SOURCE RECORDS:
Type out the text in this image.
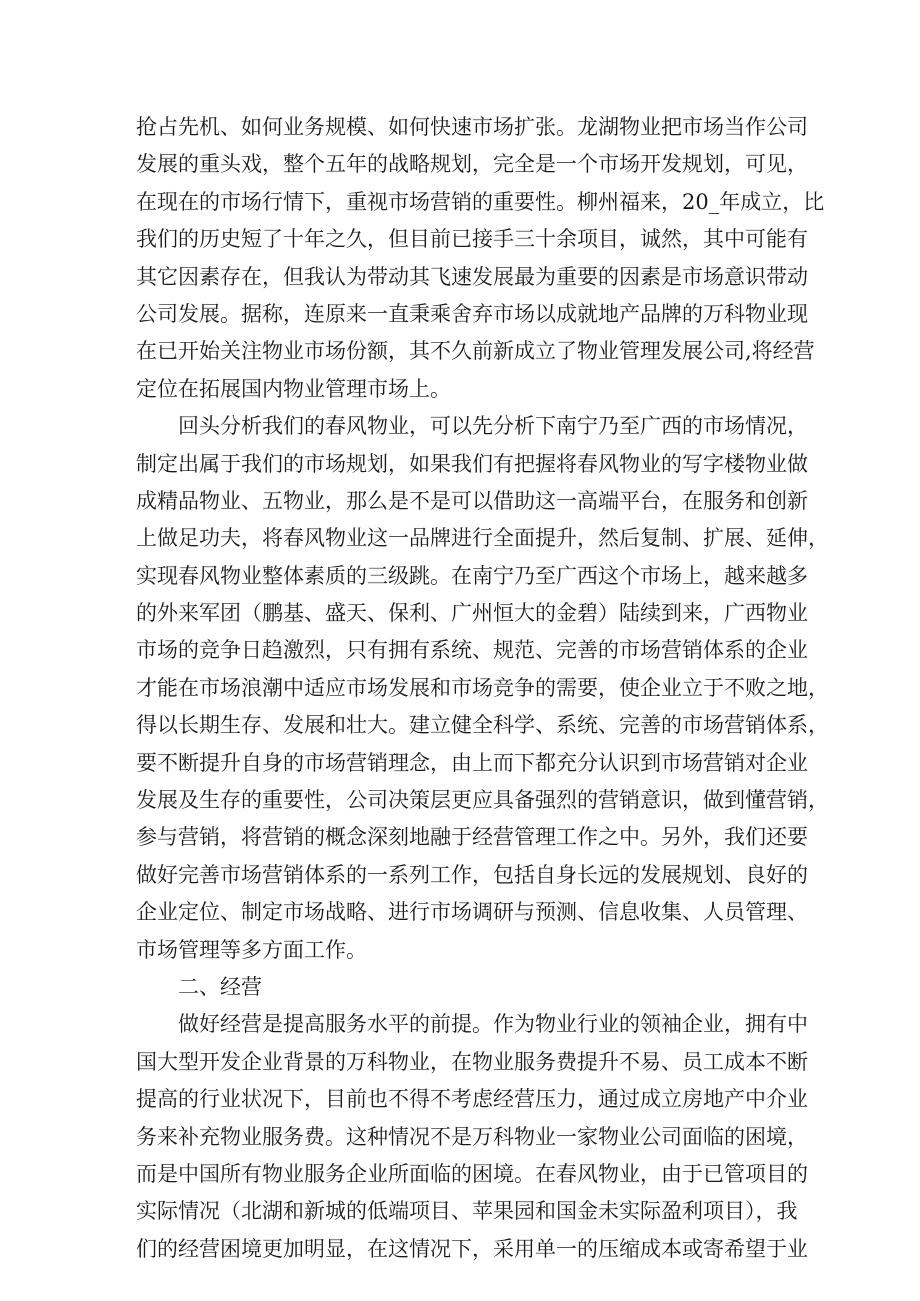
抢占先机、如何业务规模、如何快速市场扩张。龙湖物业把市场当作公司
发展的重头戏，整个五年的战略规划，完全是一个市场开发规划，可见，
在现在的市场行情下，重视市场营销的重要性。柳州福来，20_年成立，比
我们的历史短了十年之久，但目前已接手三十余项目，诚然，其中可能有
其它因素存在，但我认为带动其飞速发展最为重要的因素是市场意识带动
公司发展。据称，连原来一直秉乘舍弃市场以成就地产品牌的万科物业现
在已开始关注物业市场份额，其不久前新成立了物业管理发展公司,将经营
定位在拓展国内物业管理市场上。
回头分析我们的春风物业，可以先分析下南宁乃至广西的市场情况，
制定出属于我们的市场规划，如果我们有把握将春风物业的写字楼物业做
成精品物业、五物业，那么是不是可以借助这一高端平台，在服务和创新
上做足功夫，将春风物业这一品牌进行全面提升，然后复制、扩展、延伸，
实现春风物业整体素质的三级跳。在南宁乃至广西这个市场上，越来越多
的外来军团（鹏基、盛天、保利、广州恒大的金碧）陆续到来，广西物业
市场的竞争日趋激烈，只有拥有系统、规范、完善的市场营销体系的企业
才能在市场浪潮中适应市场发展和市场竞争的需要，使企业立于不败之地，
得以长期生存、发展和壮大。建立健全科学、系统、完善的市场营销体系，
要不断提升自身的市场营销理念，由上而下都充分认识到市场营销对企业
发展及生存的重要性，公司决策层更应具备强烈的营销意识，做到懂营销，
参与营销，将营销的概念深刻地融于经营管理工作之中。另外，我们还要
做好完善市场营销体系的一系列工作，包括自身长远的发展规划、良好的
企业定位、制定市场战略、进行市场调研与预测、信息收集、人员管理、
市场管理等多方面工作。
二、经营
做好经营是提高服务水平的前提。作为物业行业的领袖企业，拥有中
国大型开发企业背景的万科物业，在物业服务费提升不易、员工成本不断
提高的行业状况下，目前也不得不考虑经营压力，通过成立房地产中介业
务来补充物业服务费。这种情况不是万科物业一家物业公司面临的困境，
而是中国所有物业服务企业所面临的困境。在春风物业，由于已管项目的
实际情况（北湖和新城的低端项目、苹果园和国金未实际盈利项目），我
们的经营困境更加明显，在这情况下，采用单一的压缩成本或寄希望于业
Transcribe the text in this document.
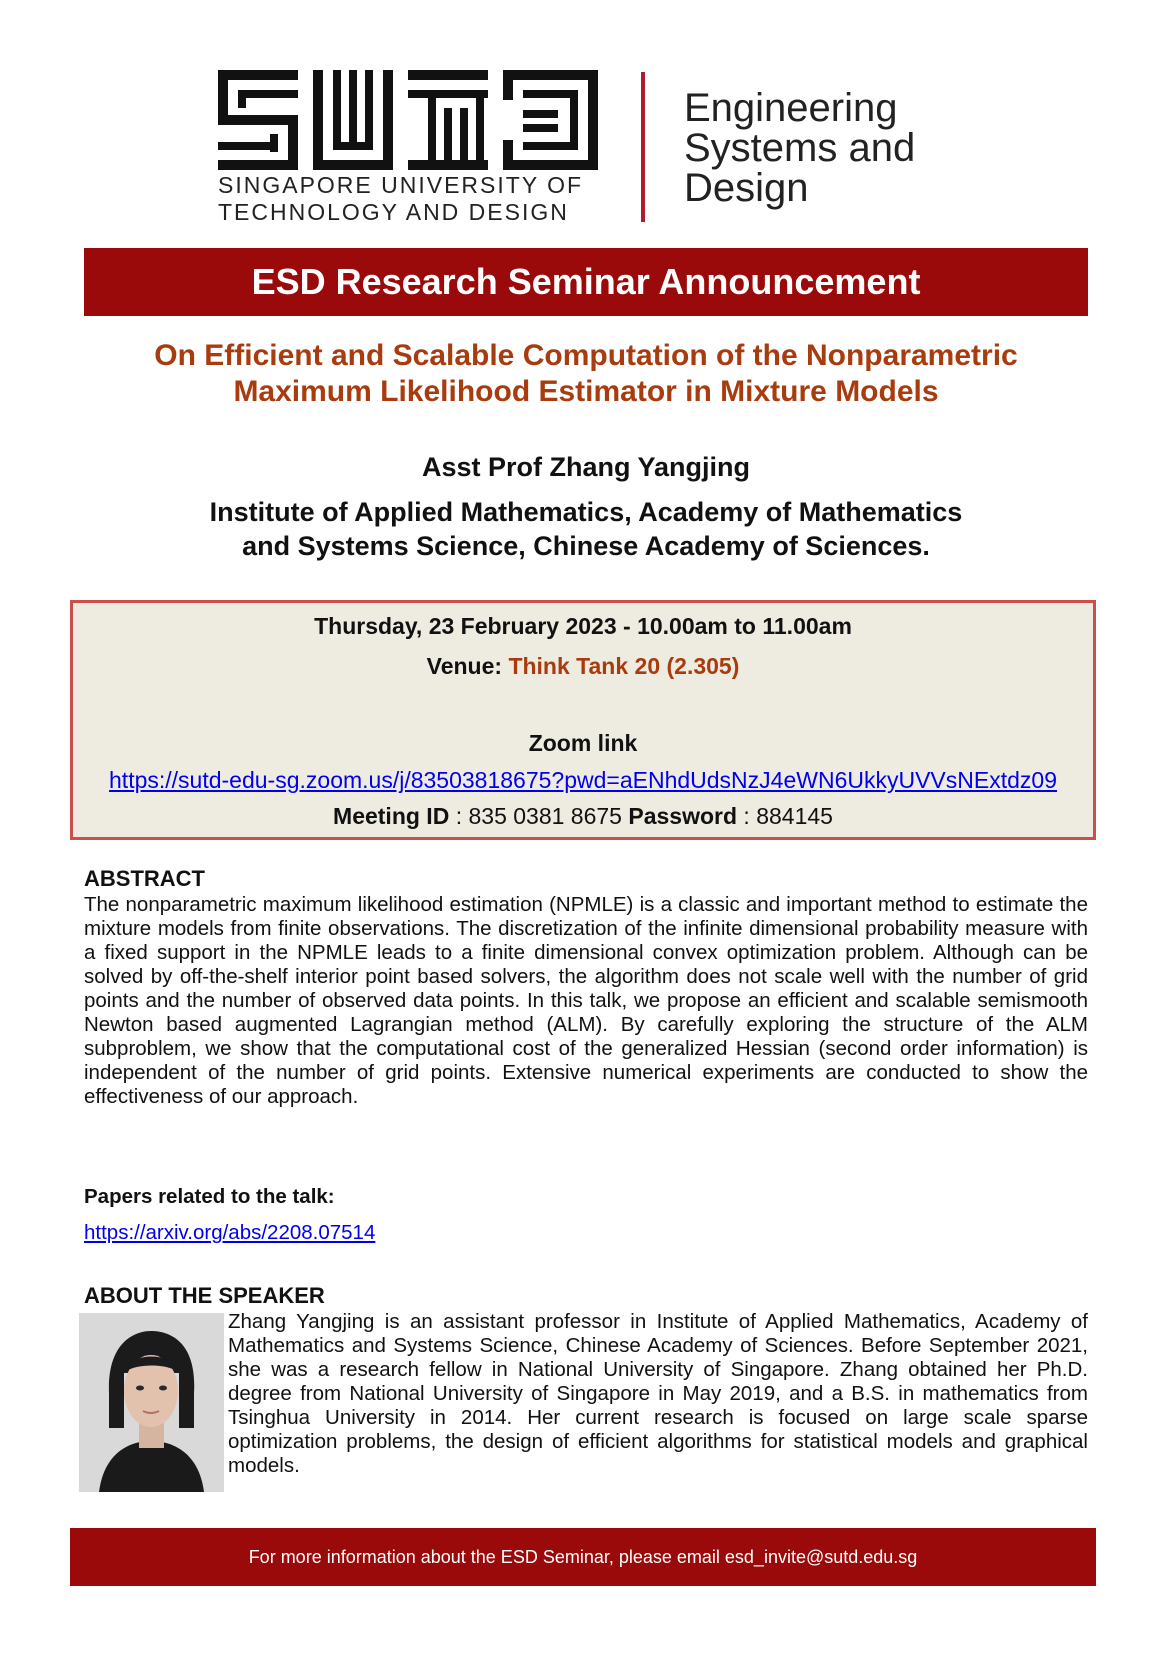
SINGAPORE UNIVERSITY OF
TECHNOLOGY AND DESIGN
Engineering
Systems and
Design
ESD Research Seminar Announcement
On Efficient and Scalable Computation of the Nonparametric
Maximum Likelihood Estimator in Mixture Models
Asst Prof Zhang Yangjing
Institute of Applied Mathematics, Academy of Mathematics
and Systems Science, Chinese Academy of Sciences.
Thursday, 23 February 2023 - 10.00am to 11.00am
Venue: Think Tank 20 (2.305)
Zoom link
https://sutd-edu-sg.zoom.us/j/83503818675?pwd=aENhdUdsNzJ4eWN6UkkyUVVsNExtdz09
Meeting ID : 835 0381 8675 Password : 884145
ABSTRACT
The nonparametric maximum likelihood estimation (NPMLE) is a classic and important method to estimate the mixture models from finite observations. The discretization of the infinite dimensional probability measure with a fixed support in the NPMLE leads to a finite dimensional convex optimization problem. Although can be solved by off-the-shelf interior point based solvers, the algorithm does not scale well with the number of grid points and the number of observed data points. In this talk, we propose an efficient and scalable semismooth Newton based augmented Lagrangian method (ALM). By carefully exploring the structure of the ALM subproblem, we show that the computational cost of the generalized Hessian (second order information) is independent of the number of grid points. Extensive numerical experiments are conducted to show the effectiveness of our approach.
Papers related to the talk:
https://arxiv.org/abs/2208.07514
ABOUT THE SPEAKER
Zhang Yangjing is an assistant professor in Institute of Applied Mathematics, Academy of Mathematics and Systems Science, Chinese Academy of Sciences. Before September 2021, she was a research fellow in National University of Singapore. Zhang obtained her Ph.D. degree from National University of Singapore in May 2019, and a B.S. in mathematics from Tsinghua University in 2014. Her current research is focused on large scale sparse optimization problems, the design of efficient algorithms for statistical models and graphical models.
For more information about the ESD Seminar, please email esd_invite@sutd.edu.sg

GOAL:
Report each line in the data that holds the word "Seminar".

ANSWER FOR THIS EXERCISE:
ESD Research Seminar Announcement
For more information about the ESD Seminar, please email esd_invite@sutd.edu.sg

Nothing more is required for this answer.